◆ Objective
Check each line of the records below and collect those holding "name".

◆ Data in this exercise
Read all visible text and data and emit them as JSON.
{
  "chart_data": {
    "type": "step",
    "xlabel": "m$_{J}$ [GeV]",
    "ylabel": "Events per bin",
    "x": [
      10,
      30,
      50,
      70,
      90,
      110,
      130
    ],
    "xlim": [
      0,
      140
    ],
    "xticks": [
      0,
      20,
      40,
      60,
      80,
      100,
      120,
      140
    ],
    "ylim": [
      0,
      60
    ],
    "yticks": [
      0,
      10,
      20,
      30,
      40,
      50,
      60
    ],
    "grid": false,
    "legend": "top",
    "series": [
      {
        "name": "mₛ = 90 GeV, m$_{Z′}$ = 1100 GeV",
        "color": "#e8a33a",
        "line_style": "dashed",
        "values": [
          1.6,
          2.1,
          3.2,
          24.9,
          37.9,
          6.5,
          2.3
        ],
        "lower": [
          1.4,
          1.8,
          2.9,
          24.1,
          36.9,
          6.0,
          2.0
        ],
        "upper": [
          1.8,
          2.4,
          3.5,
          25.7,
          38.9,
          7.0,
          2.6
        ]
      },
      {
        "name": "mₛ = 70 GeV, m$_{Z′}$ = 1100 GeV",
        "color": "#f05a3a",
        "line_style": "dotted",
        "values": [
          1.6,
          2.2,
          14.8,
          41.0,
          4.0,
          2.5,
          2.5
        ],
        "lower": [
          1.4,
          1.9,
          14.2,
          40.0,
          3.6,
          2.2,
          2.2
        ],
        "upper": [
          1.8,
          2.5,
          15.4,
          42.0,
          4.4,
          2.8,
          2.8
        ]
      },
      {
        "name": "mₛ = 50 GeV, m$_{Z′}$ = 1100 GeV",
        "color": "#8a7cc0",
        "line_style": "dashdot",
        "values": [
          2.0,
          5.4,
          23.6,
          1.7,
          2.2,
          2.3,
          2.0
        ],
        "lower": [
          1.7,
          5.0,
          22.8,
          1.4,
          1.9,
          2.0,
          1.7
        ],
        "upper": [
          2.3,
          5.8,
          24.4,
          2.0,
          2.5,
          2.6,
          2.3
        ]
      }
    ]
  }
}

◆ Reply to the task
        "name": "mₛ = 90 GeV, m$_{Z′}$ = 1100 GeV",
        "name": "mₛ = 70 GeV, m$_{Z′}$ = 1100 GeV",
        "name": "mₛ = 50 GeV, m$_{Z′}$ = 1100 GeV",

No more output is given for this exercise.